Stored data
-------

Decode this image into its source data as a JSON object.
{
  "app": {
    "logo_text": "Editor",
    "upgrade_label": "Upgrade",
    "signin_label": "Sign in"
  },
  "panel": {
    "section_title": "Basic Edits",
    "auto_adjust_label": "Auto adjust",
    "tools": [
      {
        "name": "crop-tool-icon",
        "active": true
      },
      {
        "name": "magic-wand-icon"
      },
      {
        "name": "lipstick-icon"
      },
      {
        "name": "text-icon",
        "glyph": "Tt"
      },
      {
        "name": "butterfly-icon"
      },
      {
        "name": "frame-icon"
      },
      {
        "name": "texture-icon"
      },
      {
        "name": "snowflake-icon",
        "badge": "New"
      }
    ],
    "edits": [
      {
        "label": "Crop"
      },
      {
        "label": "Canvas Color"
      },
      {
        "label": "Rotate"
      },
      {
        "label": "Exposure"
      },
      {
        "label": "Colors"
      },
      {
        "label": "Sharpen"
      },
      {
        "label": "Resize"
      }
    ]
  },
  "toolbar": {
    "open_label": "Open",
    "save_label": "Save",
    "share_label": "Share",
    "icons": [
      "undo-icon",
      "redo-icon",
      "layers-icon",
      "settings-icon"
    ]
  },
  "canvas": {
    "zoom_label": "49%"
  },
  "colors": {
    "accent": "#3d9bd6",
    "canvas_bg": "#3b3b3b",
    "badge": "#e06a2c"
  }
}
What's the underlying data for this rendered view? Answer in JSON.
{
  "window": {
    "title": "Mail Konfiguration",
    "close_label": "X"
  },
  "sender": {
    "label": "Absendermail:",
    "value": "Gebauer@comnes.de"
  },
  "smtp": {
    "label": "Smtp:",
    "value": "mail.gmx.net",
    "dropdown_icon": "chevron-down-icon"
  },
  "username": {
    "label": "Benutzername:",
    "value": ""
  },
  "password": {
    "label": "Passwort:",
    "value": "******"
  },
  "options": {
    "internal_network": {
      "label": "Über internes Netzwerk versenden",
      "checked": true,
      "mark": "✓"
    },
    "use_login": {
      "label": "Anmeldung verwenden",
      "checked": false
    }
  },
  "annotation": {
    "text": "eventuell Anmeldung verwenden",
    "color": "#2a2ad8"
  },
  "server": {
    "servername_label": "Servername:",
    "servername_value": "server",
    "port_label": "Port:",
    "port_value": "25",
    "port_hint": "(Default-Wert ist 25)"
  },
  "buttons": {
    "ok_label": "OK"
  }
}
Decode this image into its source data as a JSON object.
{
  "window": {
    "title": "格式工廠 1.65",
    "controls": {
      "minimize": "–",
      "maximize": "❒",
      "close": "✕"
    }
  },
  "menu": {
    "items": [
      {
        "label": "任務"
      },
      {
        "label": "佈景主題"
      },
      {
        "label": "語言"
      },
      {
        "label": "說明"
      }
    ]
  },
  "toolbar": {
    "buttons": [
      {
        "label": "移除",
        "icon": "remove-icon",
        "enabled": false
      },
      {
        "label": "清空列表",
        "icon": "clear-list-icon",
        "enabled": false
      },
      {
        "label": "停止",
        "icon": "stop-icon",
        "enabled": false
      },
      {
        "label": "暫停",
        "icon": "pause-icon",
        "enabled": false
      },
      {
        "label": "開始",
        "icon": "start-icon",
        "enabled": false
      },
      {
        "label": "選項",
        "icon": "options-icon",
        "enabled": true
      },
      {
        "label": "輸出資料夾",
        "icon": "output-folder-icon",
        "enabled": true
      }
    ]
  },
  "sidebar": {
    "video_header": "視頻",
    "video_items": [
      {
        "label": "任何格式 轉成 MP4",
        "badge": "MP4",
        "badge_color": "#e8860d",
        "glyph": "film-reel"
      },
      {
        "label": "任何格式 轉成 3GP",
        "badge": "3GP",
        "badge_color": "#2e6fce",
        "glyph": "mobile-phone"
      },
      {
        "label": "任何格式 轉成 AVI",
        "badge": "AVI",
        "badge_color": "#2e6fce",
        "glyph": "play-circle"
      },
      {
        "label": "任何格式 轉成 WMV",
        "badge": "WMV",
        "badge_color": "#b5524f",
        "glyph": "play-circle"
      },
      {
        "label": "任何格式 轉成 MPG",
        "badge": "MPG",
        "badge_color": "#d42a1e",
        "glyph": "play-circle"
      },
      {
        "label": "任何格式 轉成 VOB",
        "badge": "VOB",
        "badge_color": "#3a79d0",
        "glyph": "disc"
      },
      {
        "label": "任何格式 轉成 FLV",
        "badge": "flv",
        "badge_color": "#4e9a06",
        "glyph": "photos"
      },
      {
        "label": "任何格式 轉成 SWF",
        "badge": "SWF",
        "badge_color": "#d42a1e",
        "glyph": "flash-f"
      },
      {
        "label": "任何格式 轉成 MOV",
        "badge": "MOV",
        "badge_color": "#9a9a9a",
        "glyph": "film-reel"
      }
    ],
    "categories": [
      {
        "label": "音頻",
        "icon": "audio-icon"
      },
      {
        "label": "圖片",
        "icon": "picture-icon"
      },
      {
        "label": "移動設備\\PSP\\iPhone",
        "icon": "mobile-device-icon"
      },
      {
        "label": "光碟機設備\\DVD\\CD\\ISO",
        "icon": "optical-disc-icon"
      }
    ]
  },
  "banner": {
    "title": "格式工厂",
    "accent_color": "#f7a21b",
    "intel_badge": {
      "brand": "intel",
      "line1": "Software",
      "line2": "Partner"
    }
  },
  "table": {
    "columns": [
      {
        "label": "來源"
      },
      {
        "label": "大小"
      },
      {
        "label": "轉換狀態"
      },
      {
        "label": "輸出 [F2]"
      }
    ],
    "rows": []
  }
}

-------

§ **WHAT TO DO**
Give the records above again, word for word.

§ **WRITTEN RESPONSE**
Decode this image into its source data as a JSON object.
{
  "app": {
    "logo_text": "Editor",
    "upgrade_label": "Upgrade",
    "signin_label": "Sign in"
  },
  "panel": {
    "section_title": "Basic Edits",
    "auto_adjust_label": "Auto adjust",
    "tools": [
      {
        "name": "crop-tool-icon",
        "active": true
      },
      {
        "name": "magic-wand-icon"
      },
      {
        "name": "lipstick-icon"
      },
      {
        "name": "text-icon",
        "glyph": "Tt"
      },
      {
        "name": "butterfly-icon"
      },
      {
        "name": "frame-icon"
      },
      {
        "name": "texture-icon"
      },
      {
        "name": "snowflake-icon",
        "badge": "New"
      }
    ],
    "edits": [
      {
        "label": "Crop"
      },
      {
        "label": "Canvas Color"
      },
      {
        "label": "Rotate"
      },
      {
        "label": "Exposure"
      },
      {
        "label": "Colors"
      },
      {
        "label": "Sharpen"
      },
      {
        "label": "Resize"
      }
    ]
  },
  "toolbar": {
    "open_label": "Open",
    "save_label": "Save",
    "share_label": "Share",
    "icons": [
      "undo-icon",
      "redo-icon",
      "layers-icon",
      "settings-icon"
    ]
  },
  "canvas": {
    "zoom_label": "49%"
  },
  "colors": {
    "accent": "#3d9bd6",
    "canvas_bg": "#3b3b3b",
    "badge": "#e06a2c"
  }
}
What's the underlying data for this rendered view? Answer in JSON.
{
  "window": {
    "title": "Mail Konfiguration",
    "close_label": "X"
  },
  "sender": {
    "label": "Absendermail:",
    "value": "Gebauer@comnes.de"
  },
  "smtp": {
    "label": "Smtp:",
    "value": "mail.gmx.net",
    "dropdown_icon": "chevron-down-icon"
  },
  "username": {
    "label": "Benutzername:",
    "value": ""
  },
  "password": {
    "label": "Passwort:",
    "value": "******"
  },
  "options": {
    "internal_network": {
      "label": "Über internes Netzwerk versenden",
      "checked": true,
      "mark": "✓"
    },
    "use_login": {
      "label": "Anmeldung verwenden",
      "checked": false
    }
  },
  "annotation": {
    "text": "eventuell Anmeldung verwenden",
    "color": "#2a2ad8"
  },
  "server": {
    "servername_label": "Servername:",
    "servername_value": "server",
    "port_label": "Port:",
    "port_value": "25",
    "port_hint": "(Default-Wert ist 25)"
  },
  "buttons": {
    "ok_label": "OK"
  }
}
Decode this image into its source data as a JSON object.
{
  "window": {
    "title": "格式工廠 1.65",
    "controls": {
      "minimize": "–",
      "maximize": "❒",
      "close": "✕"
    }
  },
  "menu": {
    "items": [
      {
        "label": "任務"
      },
      {
        "label": "佈景主題"
      },
      {
        "label": "語言"
      },
      {
        "label": "說明"
      }
    ]
  },
  "toolbar": {
    "buttons": [
      {
        "label": "移除",
        "icon": "remove-icon",
        "enabled": false
      },
      {
        "label": "清空列表",
        "icon": "clear-list-icon",
        "enabled": false
      },
      {
        "label": "停止",
        "icon": "stop-icon",
        "enabled": false
      },
      {
        "label": "暫停",
        "icon": "pause-icon",
        "enabled": false
      },
      {
        "label": "開始",
        "icon": "start-icon",
        "enabled": false
      },
      {
        "label": "選項",
        "icon": "options-icon",
        "enabled": true
      },
      {
        "label": "輸出資料夾",
        "icon": "output-folder-icon",
        "enabled": true
      }
    ]
  },
  "sidebar": {
    "video_header": "視頻",
    "video_items": [
      {
        "label": "任何格式 轉成 MP4",
        "badge": "MP4",
        "badge_color": "#e8860d",
        "glyph": "film-reel"
      },
      {
        "label": "任何格式 轉成 3GP",
        "badge": "3GP",
        "badge_color": "#2e6fce",
        "glyph": "mobile-phone"
      },
      {
        "label": "任何格式 轉成 AVI",
        "badge": "AVI",
        "badge_color": "#2e6fce",
        "glyph": "play-circle"
      },
      {
        "label": "任何格式 轉成 WMV",
        "badge": "WMV",
        "badge_color": "#b5524f",
        "glyph": "play-circle"
      },
      {
        "label": "任何格式 轉成 MPG",
        "badge": "MPG",
        "badge_color": "#d42a1e",
        "glyph": "play-circle"
      },
      {
        "label": "任何格式 轉成 VOB",
        "badge": "VOB",
        "badge_color": "#3a79d0",
        "glyph": "disc"
      },
      {
        "label": "任何格式 轉成 FLV",
        "badge": "flv",
        "badge_color": "#4e9a06",
        "glyph": "photos"
      },
      {
        "label": "任何格式 轉成 SWF",
        "badge": "SWF",
        "badge_color": "#d42a1e",
        "glyph": "flash-f"
      },
      {
        "label": "任何格式 轉成 MOV",
        "badge": "MOV",
        "badge_color": "#9a9a9a",
        "glyph": "film-reel"
      }
    ],
    "categories": [
      {
        "label": "音頻",
        "icon": "audio-icon"
      },
      {
        "label": "圖片",
        "icon": "picture-icon"
      },
      {
        "label": "移動設備\\PSP\\iPhone",
        "icon": "mobile-device-icon"
      },
      {
        "label": "光碟機設備\\DVD\\CD\\ISO",
        "icon": "optical-disc-icon"
      }
    ]
  },
  "banner": {
    "title": "格式工厂",
    "accent_color": "#f7a21b",
    "intel_badge": {
      "brand": "intel",
      "line1": "Software",
      "line2": "Partner"
    }
  },
  "table": {
    "columns": [
      {
        "label": "來源"
      },
      {
        "label": "大小"
      },
      {
        "label": "轉換狀態"
      },
      {
        "label": "輸出 [F2]"
      }
    ],
    "rows": []
  }
}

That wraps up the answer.